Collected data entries
---

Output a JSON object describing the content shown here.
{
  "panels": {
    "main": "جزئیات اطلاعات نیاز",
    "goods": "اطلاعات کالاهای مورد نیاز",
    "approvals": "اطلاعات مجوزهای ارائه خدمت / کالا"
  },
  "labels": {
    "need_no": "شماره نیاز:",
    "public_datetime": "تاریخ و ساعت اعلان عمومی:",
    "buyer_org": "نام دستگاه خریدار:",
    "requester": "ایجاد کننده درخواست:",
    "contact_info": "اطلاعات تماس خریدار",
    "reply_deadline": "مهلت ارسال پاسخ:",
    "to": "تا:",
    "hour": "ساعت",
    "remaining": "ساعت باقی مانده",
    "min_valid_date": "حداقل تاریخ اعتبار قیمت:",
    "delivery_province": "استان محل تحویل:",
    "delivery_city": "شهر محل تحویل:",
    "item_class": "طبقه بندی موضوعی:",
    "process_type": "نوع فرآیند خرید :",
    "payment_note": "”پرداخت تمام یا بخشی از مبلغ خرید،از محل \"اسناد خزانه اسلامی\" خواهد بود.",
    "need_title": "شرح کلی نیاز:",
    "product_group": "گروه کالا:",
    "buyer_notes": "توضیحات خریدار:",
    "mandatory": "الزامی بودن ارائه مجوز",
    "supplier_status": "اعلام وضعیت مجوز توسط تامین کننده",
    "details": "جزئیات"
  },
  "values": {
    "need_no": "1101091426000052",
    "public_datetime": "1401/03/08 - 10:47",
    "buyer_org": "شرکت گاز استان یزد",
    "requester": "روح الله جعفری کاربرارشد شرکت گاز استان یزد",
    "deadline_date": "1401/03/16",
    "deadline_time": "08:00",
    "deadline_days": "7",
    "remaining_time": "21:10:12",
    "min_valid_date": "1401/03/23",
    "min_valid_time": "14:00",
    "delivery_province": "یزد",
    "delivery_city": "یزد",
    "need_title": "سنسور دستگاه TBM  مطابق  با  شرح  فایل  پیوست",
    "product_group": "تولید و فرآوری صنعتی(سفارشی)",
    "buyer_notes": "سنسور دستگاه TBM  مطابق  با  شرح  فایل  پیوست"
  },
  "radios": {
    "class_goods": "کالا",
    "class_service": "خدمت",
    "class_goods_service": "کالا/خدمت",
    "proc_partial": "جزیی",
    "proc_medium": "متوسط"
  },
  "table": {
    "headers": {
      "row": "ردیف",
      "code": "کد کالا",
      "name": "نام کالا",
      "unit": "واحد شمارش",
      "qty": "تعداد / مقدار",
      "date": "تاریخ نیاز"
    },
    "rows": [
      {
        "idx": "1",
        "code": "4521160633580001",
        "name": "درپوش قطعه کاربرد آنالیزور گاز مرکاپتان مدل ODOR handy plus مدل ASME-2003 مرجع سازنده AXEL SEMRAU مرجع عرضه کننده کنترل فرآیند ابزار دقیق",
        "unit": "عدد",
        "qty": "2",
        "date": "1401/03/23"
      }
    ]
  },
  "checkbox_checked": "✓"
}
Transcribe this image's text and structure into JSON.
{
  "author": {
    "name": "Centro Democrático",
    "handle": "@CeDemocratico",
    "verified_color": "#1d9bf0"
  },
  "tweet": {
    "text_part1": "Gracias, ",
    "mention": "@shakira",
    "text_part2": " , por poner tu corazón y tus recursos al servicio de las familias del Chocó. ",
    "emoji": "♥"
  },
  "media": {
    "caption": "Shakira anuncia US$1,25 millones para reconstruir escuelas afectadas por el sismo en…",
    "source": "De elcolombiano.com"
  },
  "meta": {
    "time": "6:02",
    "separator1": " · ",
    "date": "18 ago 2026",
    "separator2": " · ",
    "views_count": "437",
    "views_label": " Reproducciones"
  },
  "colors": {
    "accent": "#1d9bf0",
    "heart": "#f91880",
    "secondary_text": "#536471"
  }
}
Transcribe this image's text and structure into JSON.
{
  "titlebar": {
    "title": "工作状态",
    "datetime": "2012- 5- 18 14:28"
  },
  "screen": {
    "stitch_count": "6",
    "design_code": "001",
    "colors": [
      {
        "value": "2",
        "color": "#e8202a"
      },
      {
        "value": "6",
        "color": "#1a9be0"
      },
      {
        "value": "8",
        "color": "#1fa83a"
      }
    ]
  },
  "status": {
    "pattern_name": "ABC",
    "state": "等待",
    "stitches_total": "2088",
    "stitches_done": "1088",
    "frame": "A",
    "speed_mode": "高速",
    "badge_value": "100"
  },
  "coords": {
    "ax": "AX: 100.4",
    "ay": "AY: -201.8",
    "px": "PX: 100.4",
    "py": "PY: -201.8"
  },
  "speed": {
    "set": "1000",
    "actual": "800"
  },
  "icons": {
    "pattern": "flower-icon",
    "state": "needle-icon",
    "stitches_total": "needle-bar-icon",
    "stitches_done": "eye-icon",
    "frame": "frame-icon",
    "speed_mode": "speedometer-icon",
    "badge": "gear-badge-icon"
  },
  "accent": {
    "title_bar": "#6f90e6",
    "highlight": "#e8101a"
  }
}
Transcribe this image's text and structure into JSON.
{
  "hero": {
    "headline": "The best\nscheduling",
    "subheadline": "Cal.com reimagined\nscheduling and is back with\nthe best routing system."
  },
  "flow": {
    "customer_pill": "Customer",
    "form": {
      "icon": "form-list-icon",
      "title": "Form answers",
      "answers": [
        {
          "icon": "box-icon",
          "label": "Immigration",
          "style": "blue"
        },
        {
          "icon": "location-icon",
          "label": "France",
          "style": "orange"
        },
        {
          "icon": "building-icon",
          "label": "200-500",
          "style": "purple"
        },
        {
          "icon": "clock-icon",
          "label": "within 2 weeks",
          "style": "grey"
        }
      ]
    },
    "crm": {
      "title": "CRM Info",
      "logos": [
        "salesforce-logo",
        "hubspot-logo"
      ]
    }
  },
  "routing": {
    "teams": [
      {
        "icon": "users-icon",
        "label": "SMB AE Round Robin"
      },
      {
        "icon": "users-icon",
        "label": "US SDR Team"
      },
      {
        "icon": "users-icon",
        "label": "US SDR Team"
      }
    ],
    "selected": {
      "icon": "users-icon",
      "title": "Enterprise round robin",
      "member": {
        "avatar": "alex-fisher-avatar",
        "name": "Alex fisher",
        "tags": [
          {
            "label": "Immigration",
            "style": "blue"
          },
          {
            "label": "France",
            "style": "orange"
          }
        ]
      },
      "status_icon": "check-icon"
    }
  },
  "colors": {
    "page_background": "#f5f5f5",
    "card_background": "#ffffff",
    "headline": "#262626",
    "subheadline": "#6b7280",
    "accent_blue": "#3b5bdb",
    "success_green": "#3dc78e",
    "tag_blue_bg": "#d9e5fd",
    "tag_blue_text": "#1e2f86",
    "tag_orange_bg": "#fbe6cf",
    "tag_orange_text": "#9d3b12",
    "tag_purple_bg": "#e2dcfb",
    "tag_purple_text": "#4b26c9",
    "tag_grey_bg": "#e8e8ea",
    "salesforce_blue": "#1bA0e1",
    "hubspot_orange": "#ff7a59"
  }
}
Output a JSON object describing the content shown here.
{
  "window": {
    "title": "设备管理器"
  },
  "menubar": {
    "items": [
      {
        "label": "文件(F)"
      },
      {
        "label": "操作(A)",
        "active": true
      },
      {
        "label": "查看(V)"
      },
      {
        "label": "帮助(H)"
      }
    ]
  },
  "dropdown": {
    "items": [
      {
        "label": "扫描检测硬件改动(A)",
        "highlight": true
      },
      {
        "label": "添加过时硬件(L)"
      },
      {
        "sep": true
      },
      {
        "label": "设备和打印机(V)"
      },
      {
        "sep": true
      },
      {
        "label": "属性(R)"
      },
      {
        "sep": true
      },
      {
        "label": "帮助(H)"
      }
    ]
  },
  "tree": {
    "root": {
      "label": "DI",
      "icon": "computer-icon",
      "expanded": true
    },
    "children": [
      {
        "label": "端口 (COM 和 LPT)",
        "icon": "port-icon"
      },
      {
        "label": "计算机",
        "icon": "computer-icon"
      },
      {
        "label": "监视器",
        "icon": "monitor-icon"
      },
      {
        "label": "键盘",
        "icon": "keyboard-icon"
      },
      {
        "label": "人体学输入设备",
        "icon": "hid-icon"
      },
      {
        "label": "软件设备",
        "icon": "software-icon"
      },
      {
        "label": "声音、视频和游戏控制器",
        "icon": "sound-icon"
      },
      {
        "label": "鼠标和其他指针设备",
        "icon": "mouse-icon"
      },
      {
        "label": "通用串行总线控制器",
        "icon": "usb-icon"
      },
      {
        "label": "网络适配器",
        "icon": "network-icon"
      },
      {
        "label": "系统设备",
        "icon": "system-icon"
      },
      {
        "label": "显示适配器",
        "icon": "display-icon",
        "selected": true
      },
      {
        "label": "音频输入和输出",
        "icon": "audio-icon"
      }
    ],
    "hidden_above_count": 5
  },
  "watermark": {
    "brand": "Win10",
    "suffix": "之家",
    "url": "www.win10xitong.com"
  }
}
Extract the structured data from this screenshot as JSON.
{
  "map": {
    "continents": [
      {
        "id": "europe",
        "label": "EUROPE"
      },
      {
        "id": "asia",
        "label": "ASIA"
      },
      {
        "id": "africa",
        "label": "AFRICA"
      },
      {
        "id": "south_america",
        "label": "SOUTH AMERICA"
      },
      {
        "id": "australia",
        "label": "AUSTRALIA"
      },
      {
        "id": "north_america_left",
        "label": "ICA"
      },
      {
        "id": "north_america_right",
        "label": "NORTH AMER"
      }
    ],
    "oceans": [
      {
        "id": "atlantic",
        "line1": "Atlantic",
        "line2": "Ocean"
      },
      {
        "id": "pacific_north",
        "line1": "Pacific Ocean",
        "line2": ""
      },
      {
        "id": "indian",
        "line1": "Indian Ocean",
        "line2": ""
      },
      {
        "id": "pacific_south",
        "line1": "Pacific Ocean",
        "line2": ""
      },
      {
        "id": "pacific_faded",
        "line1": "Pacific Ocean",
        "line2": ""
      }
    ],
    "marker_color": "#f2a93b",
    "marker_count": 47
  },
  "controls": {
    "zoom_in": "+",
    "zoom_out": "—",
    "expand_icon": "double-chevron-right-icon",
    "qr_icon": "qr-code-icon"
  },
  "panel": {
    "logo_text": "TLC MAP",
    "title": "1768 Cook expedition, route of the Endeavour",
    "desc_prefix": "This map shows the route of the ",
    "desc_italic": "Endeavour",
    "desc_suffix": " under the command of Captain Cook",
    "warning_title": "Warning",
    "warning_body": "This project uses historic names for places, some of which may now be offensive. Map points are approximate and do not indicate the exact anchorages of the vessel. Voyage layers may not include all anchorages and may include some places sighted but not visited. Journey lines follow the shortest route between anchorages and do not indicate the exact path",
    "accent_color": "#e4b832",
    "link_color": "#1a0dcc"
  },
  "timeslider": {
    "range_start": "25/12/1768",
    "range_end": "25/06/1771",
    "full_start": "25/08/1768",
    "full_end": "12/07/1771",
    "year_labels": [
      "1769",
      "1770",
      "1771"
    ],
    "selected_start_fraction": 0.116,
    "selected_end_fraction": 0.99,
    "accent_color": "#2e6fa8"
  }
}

---

**Stated task:** Give the number of lines in the records that contain the string "خریدار", with no other output.

**Task output:** 3